◆ **TRY IT**
What is needed is an exact transcription of every entry below.
━━━━━ EXTRACTED DATA ━━━━━
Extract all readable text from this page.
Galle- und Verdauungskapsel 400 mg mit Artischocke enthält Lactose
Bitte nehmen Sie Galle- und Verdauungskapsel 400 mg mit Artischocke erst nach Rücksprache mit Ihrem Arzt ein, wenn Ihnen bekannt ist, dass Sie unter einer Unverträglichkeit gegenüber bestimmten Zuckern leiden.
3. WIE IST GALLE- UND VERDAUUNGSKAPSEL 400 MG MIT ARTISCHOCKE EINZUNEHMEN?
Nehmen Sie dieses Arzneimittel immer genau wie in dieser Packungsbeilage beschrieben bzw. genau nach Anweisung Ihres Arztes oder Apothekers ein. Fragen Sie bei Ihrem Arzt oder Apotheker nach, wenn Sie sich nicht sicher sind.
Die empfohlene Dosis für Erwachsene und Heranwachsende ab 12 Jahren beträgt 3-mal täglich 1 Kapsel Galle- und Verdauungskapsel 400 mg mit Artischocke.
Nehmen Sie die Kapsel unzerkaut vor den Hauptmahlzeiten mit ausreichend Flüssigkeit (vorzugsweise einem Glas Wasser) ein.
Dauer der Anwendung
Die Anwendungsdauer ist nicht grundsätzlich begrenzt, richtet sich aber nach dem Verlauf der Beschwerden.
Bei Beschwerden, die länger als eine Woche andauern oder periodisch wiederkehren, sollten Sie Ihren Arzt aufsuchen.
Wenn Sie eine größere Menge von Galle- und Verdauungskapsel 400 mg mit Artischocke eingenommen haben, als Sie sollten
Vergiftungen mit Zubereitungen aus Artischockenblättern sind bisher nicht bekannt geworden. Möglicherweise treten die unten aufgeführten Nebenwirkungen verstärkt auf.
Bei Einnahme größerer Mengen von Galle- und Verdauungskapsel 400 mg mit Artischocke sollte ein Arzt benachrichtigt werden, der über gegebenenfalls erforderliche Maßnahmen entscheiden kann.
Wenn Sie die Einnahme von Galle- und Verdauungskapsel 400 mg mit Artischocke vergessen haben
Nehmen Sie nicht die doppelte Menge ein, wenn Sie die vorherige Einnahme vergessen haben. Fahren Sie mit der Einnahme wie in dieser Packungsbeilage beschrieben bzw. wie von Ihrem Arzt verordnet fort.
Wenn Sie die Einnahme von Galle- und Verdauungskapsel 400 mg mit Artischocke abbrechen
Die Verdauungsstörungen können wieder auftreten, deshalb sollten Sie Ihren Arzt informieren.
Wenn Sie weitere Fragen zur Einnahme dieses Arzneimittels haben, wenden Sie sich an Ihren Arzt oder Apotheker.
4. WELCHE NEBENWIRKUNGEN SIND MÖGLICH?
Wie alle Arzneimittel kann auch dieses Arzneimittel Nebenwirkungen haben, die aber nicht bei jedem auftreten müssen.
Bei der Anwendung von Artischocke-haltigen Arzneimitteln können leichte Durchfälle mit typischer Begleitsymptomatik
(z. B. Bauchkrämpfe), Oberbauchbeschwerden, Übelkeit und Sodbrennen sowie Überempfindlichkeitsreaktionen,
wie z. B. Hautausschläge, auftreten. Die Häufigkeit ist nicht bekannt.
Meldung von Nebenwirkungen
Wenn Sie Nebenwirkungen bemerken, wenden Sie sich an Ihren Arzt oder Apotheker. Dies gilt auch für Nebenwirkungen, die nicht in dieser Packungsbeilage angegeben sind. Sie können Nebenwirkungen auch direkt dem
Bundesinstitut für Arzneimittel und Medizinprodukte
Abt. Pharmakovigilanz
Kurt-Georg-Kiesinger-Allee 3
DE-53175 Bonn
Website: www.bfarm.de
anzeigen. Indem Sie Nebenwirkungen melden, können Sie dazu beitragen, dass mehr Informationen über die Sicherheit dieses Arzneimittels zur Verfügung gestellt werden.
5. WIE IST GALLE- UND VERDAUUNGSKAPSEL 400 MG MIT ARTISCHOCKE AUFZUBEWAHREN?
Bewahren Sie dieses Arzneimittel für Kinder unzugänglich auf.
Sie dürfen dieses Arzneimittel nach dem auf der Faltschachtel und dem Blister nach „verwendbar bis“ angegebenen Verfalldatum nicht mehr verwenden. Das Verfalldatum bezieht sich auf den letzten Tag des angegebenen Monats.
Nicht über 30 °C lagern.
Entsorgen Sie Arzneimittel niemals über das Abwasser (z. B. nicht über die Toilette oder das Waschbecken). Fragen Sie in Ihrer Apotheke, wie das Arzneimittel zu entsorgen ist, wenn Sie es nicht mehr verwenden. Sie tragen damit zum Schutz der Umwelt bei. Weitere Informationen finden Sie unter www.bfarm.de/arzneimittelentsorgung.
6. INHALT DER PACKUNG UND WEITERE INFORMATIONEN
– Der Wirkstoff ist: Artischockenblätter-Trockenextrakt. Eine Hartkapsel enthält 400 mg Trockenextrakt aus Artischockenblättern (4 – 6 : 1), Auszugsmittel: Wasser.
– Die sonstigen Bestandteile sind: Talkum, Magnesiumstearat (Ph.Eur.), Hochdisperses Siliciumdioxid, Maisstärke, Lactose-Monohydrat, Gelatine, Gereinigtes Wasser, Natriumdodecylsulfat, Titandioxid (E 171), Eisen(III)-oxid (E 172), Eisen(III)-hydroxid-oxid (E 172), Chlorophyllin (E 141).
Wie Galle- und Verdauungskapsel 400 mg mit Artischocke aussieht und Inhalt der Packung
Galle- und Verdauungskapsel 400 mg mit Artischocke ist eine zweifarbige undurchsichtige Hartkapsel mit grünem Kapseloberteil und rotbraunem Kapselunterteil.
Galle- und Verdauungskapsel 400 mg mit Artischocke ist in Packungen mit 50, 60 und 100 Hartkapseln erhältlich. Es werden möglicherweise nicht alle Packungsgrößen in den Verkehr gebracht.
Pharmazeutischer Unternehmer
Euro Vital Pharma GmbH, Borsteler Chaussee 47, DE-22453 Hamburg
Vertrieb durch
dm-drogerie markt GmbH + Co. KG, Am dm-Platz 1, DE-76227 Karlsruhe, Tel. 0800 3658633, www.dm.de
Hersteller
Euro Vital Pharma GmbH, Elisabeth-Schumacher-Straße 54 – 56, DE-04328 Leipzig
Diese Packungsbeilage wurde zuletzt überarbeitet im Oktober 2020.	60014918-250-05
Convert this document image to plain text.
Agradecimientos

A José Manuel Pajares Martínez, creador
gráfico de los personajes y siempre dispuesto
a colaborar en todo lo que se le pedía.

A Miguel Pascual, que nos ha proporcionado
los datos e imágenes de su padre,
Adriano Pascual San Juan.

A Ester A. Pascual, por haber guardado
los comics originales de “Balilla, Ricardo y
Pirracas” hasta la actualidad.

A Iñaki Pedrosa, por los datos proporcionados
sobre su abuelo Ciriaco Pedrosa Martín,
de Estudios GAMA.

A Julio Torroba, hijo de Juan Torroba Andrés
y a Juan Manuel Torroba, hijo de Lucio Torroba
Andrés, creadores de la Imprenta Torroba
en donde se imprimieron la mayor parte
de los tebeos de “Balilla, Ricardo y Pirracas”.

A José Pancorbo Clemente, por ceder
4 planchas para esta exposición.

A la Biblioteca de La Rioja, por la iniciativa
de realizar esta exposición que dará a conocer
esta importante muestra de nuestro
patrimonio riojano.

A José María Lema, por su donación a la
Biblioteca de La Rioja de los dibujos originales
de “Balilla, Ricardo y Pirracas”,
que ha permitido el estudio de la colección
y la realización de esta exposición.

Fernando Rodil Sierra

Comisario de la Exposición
━━━━━
◆ **FINAL ANSWER**
Extract all readable text from this page.
Galle- und Verdauungskapsel 400 mg mit Artischocke enthält Lactose
Bitte nehmen Sie Galle- und Verdauungskapsel 400 mg mit Artischocke erst nach Rücksprache mit Ihrem Arzt ein, wenn Ihnen bekannt ist, dass Sie unter einer Unverträglichkeit gegenüber bestimmten Zuckern leiden.
3. WIE IST GALLE- UND VERDAUUNGSKAPSEL 400 MG MIT ARTISCHOCKE EINZUNEHMEN?
Nehmen Sie dieses Arzneimittel immer genau wie in dieser Packungsbeilage beschrieben bzw. genau nach Anweisung Ihres Arztes oder Apothekers ein. Fragen Sie bei Ihrem Arzt oder Apotheker nach, wenn Sie sich nicht sicher sind.
Die empfohlene Dosis für Erwachsene und Heranwachsende ab 12 Jahren beträgt 3-mal täglich 1 Kapsel Galle- und Verdauungskapsel 400 mg mit Artischocke.
Nehmen Sie die Kapsel unzerkaut vor den Hauptmahlzeiten mit ausreichend Flüssigkeit (vorzugsweise einem Glas Wasser) ein.
Dauer der Anwendung
Die Anwendungsdauer ist nicht grundsätzlich begrenzt, richtet sich aber nach dem Verlauf der Beschwerden.
Bei Beschwerden, die länger als eine Woche andauern oder periodisch wiederkehren, sollten Sie Ihren Arzt aufsuchen.
Wenn Sie eine größere Menge von Galle- und Verdauungskapsel 400 mg mit Artischocke eingenommen haben, als Sie sollten
Vergiftungen mit Zubereitungen aus Artischockenblättern sind bisher nicht bekannt geworden. Möglicherweise treten die unten aufgeführten Nebenwirkungen verstärkt auf.
Bei Einnahme größerer Mengen von Galle- und Verdauungskapsel 400 mg mit Artischocke sollte ein Arzt benachrichtigt werden, der über gegebenenfalls erforderliche Maßnahmen entscheiden kann.
Wenn Sie die Einnahme von Galle- und Verdauungskapsel 400 mg mit Artischocke vergessen haben
Nehmen Sie nicht die doppelte Menge ein, wenn Sie die vorherige Einnahme vergessen haben. Fahren Sie mit der Einnahme wie in dieser Packungsbeilage beschrieben bzw. wie von Ihrem Arzt verordnet fort.
Wenn Sie die Einnahme von Galle- und Verdauungskapsel 400 mg mit Artischocke abbrechen
Die Verdauungsstörungen können wieder auftreten, deshalb sollten Sie Ihren Arzt informieren.
Wenn Sie weitere Fragen zur Einnahme dieses Arzneimittels haben, wenden Sie sich an Ihren Arzt oder Apotheker.
4. WELCHE NEBENWIRKUNGEN SIND MÖGLICH?
Wie alle Arzneimittel kann auch dieses Arzneimittel Nebenwirkungen haben, die aber nicht bei jedem auftreten müssen.
Bei der Anwendung von Artischocke-haltigen Arzneimitteln können leichte Durchfälle mit typischer Begleitsymptomatik
(z. B. Bauchkrämpfe), Oberbauchbeschwerden, Übelkeit und Sodbrennen sowie Überempfindlichkeitsreaktionen,
wie z. B. Hautausschläge, auftreten. Die Häufigkeit ist nicht bekannt.
Meldung von Nebenwirkungen
Wenn Sie Nebenwirkungen bemerken, wenden Sie sich an Ihren Arzt oder Apotheker. Dies gilt auch für Nebenwirkungen, die nicht in dieser Packungsbeilage angegeben sind. Sie können Nebenwirkungen auch direkt dem
Bundesinstitut für Arzneimittel und Medizinprodukte
Abt. Pharmakovigilanz
Kurt-Georg-Kiesinger-Allee 3
DE-53175 Bonn
Website: www.bfarm.de
anzeigen. Indem Sie Nebenwirkungen melden, können Sie dazu beitragen, dass mehr Informationen über die Sicherheit dieses Arzneimittels zur Verfügung gestellt werden.
5. WIE IST GALLE- UND VERDAUUNGSKAPSEL 400 MG MIT ARTISCHOCKE AUFZUBEWAHREN?
Bewahren Sie dieses Arzneimittel für Kinder unzugänglich auf.
Sie dürfen dieses Arzneimittel nach dem auf der Faltschachtel und dem Blister nach „verwendbar bis“ angegebenen Verfalldatum nicht mehr verwenden. Das Verfalldatum bezieht sich auf den letzten Tag des angegebenen Monats.
Nicht über 30 °C lagern.
Entsorgen Sie Arzneimittel niemals über das Abwasser (z. B. nicht über die Toilette oder das Waschbecken). Fragen Sie in Ihrer Apotheke, wie das Arzneimittel zu entsorgen ist, wenn Sie es nicht mehr verwenden. Sie tragen damit zum Schutz der Umwelt bei. Weitere Informationen finden Sie unter www.bfarm.de/arzneimittelentsorgung.
6. INHALT DER PACKUNG UND WEITERE INFORMATIONEN
– Der Wirkstoff ist: Artischockenblätter-Trockenextrakt. Eine Hartkapsel enthält 400 mg Trockenextrakt aus Artischockenblättern (4 – 6 : 1), Auszugsmittel: Wasser.
– Die sonstigen Bestandteile sind: Talkum, Magnesiumstearat (Ph.Eur.), Hochdisperses Siliciumdioxid, Maisstärke, Lactose-Monohydrat, Gelatine, Gereinigtes Wasser, Natriumdodecylsulfat, Titandioxid (E 171), Eisen(III)-oxid (E 172), Eisen(III)-hydroxid-oxid (E 172), Chlorophyllin (E 141).
Wie Galle- und Verdauungskapsel 400 mg mit Artischocke aussieht und Inhalt der Packung
Galle- und Verdauungskapsel 400 mg mit Artischocke ist eine zweifarbige undurchsichtige Hartkapsel mit grünem Kapseloberteil und rotbraunem Kapselunterteil.
Galle- und Verdauungskapsel 400 mg mit Artischocke ist in Packungen mit 50, 60 und 100 Hartkapseln erhältlich. Es werden möglicherweise nicht alle Packungsgrößen in den Verkehr gebracht.
Pharmazeutischer Unternehmer
Euro Vital Pharma GmbH, Borsteler Chaussee 47, DE-22453 Hamburg
Vertrieb durch
dm-drogerie markt GmbH + Co. KG, Am dm-Platz 1, DE-76227 Karlsruhe, Tel. 0800 3658633, www.dm.de
Hersteller
Euro Vital Pharma GmbH, Elisabeth-Schumacher-Straße 54 – 56, DE-04328 Leipzig
Diese Packungsbeilage wurde zuletzt überarbeitet im Oktober 2020.	60014918-250-05
Convert this document image to plain text.
Agradecimientos

A José Manuel Pajares Martínez, creador
gráfico de los personajes y siempre dispuesto
a colaborar en todo lo que se le pedía.

A Miguel Pascual, que nos ha proporcionado
los datos e imágenes de su padre,
Adriano Pascual San Juan.

A Ester A. Pascual, por haber guardado
los comics originales de “Balilla, Ricardo y
Pirracas” hasta la actualidad.

A Iñaki Pedrosa, por los datos proporcionados
sobre su abuelo Ciriaco Pedrosa Martín,
de Estudios GAMA.

A Julio Torroba, hijo de Juan Torroba Andrés
y a Juan Manuel Torroba, hijo de Lucio Torroba
Andrés, creadores de la Imprenta Torroba
en donde se imprimieron la mayor parte
de los tebeos de “Balilla, Ricardo y Pirracas”.

A José Pancorbo Clemente, por ceder
4 planchas para esta exposición.

A la Biblioteca de La Rioja, por la iniciativa
de realizar esta exposición que dará a conocer
esta importante muestra de nuestro
patrimonio riojano.

A José María Lema, por su donación a la
Biblioteca de La Rioja de los dibujos originales
de “Balilla, Ricardo y Pirracas”,
que ha permitido el estudio de la colección
y la realización de esta exposición.

Fernando Rodil Sierra

Comisario de la Exposición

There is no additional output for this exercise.